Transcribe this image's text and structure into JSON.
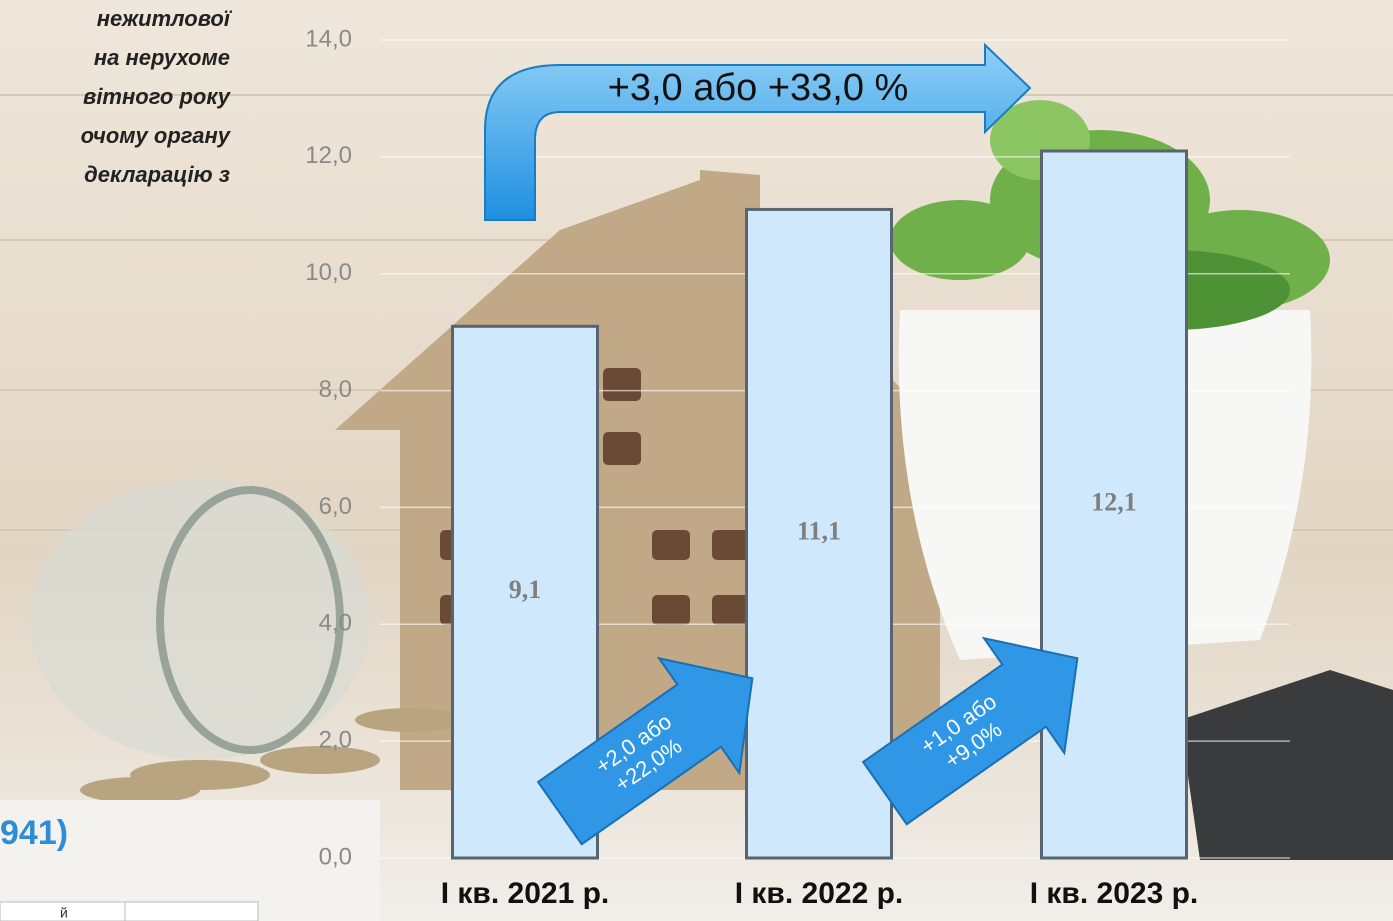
{
  "chart_data": {
    "type": "bar",
    "categories": [
      "І кв. 2021 р.",
      "І кв. 2022 р.",
      "І кв. 2023 р."
    ],
    "values": [
      9.1,
      11.1,
      12.1
    ],
    "value_labels": [
      "9,1",
      "11,1",
      "12,1"
    ],
    "color": "#cfe8fb",
    "ylim": [
      0,
      14
    ],
    "yticks": [
      {
        "value": 0,
        "label": "0,0"
      },
      {
        "value": 2,
        "label": "2,0"
      },
      {
        "value": 4,
        "label": "4,0"
      },
      {
        "value": 6,
        "label": "6,0"
      },
      {
        "value": 8,
        "label": "8,0"
      },
      {
        "value": 10,
        "label": "10,0"
      },
      {
        "value": 12,
        "label": "12,0"
      },
      {
        "value": 14,
        "label": "14,0"
      }
    ],
    "grid": true,
    "annotations": [
      {
        "lines": [
          "+3,0 або +33,0 %"
        ]
      },
      {
        "lines": [
          "+2,0 або",
          "+22,0%"
        ]
      },
      {
        "lines": [
          "+1,0 або",
          "+9,0%"
        ]
      }
    ]
  },
  "side_text": [
    "нежитлової",
    "на  нерухоме",
    "вітного року",
    "очому органу",
    "декларацію  з"
  ],
  "side_code": "941)",
  "table_fragment": "й"
}
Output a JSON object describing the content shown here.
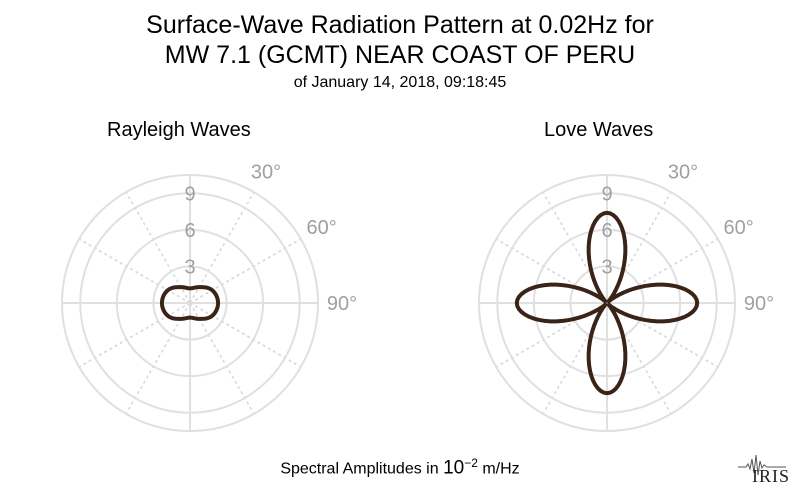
{
  "title": {
    "line1": "Surface-Wave Radiation Pattern at 0.02Hz for",
    "line2": "MW 7.1 (GCMT) NEAR COAST OF PERU",
    "line3": "of January 14, 2018, 09:18:45"
  },
  "footer": {
    "prefix": "Spectral Amplitudes in ",
    "base": "10",
    "exponent": "−2",
    "unit": " m/Hz"
  },
  "logo": {
    "text": "IRIS"
  },
  "colors": {
    "curve": "#3a2418",
    "grid": "#e0e0e0",
    "grid_dotted": "#d9d9d9",
    "tick_text": "#a0a0a0"
  },
  "chart_data": [
    {
      "type": "polar",
      "title": "Rayleigh Waves",
      "radial_range": [
        0,
        10.5
      ],
      "radial_ticks": [
        3,
        6,
        9
      ],
      "angle_tick_labels": [
        "30°",
        "60°",
        "90°"
      ],
      "angle_ticks": [
        30,
        60,
        90
      ],
      "grid": true,
      "pattern": "two-lobed (peanut), major axis east-west",
      "samples": {
        "azimuth_deg": [
          0,
          30,
          60,
          90,
          120,
          150,
          180,
          210,
          240,
          270,
          300,
          330
        ],
        "amplitude": [
          1.2,
          1.5,
          2.1,
          2.3,
          2.1,
          1.5,
          1.2,
          1.5,
          2.1,
          2.3,
          2.1,
          1.5
        ]
      }
    },
    {
      "type": "polar",
      "title": "Love Waves",
      "radial_range": [
        0,
        10.5
      ],
      "radial_ticks": [
        3,
        6,
        9
      ],
      "angle_tick_labels": [
        "30°",
        "60°",
        "90°"
      ],
      "angle_ticks": [
        30,
        60,
        90
      ],
      "grid": true,
      "pattern": "four-lobed (cloverleaf)",
      "samples": {
        "azimuth_deg": [
          0,
          45,
          90,
          135,
          180,
          225,
          270,
          315
        ],
        "amplitude": [
          7.4,
          0.2,
          7.4,
          0.2,
          7.4,
          0.2,
          7.4,
          0.2
        ]
      }
    }
  ]
}
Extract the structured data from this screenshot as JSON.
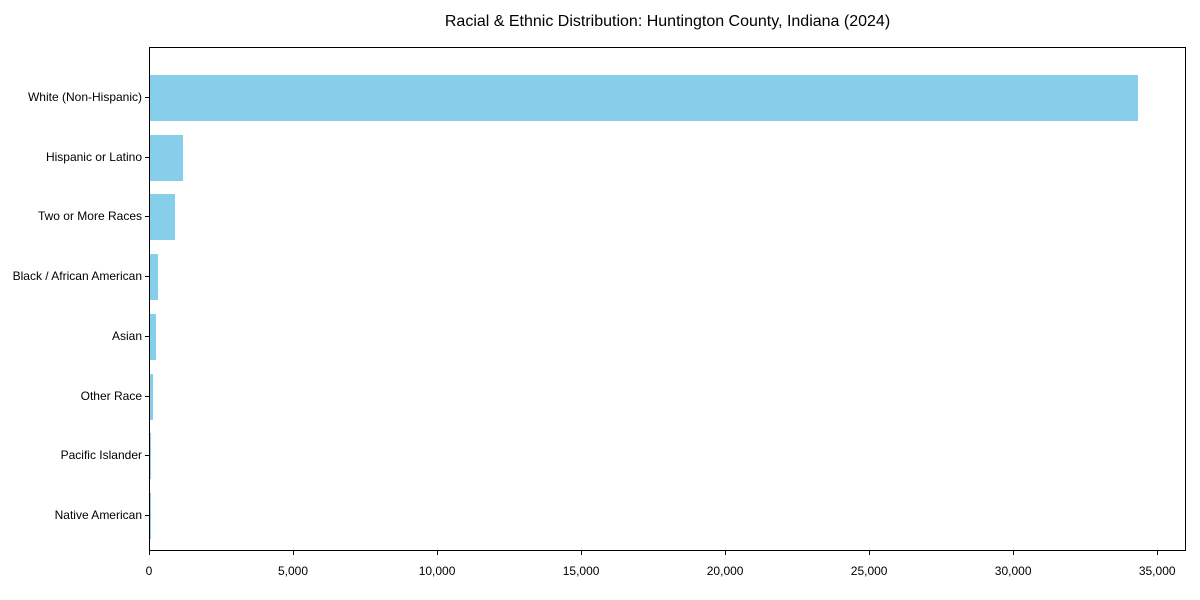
{
  "figure": {
    "background": "#ffffff",
    "text_color": "#000000",
    "spine_color": "#000000"
  },
  "chart_data": {
    "type": "bar",
    "orientation": "horizontal",
    "title": "Racial & Ethnic Distribution: Huntington County, Indiana (2024)",
    "categories": [
      "White (Non-Hispanic)",
      "Hispanic or Latino",
      "Two or More Races",
      "Black / African American",
      "Asian",
      "Other Race",
      "Pacific Islander",
      "Native American"
    ],
    "values": [
      34300,
      1140,
      880,
      280,
      220,
      105,
      25,
      15
    ],
    "xlabel": "",
    "ylabel": "",
    "xlim": [
      0,
      36000
    ],
    "xticks": [
      0,
      5000,
      10000,
      15000,
      20000,
      25000,
      30000,
      35000
    ],
    "xtick_labels": [
      "0",
      "5,000",
      "10,000",
      "15,000",
      "20,000",
      "25,000",
      "30,000",
      "35,000"
    ],
    "bar_color": "#87CEEB",
    "grid": false,
    "legend": null,
    "sort_order": "descending"
  }
}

◆ Exercise task ◆
Select and copy every line of the listing with the word "this".

◆ Complete output ◆
Transcribe this image's text and structure into JSON.
Extract the structured data from this screenshot as JSON.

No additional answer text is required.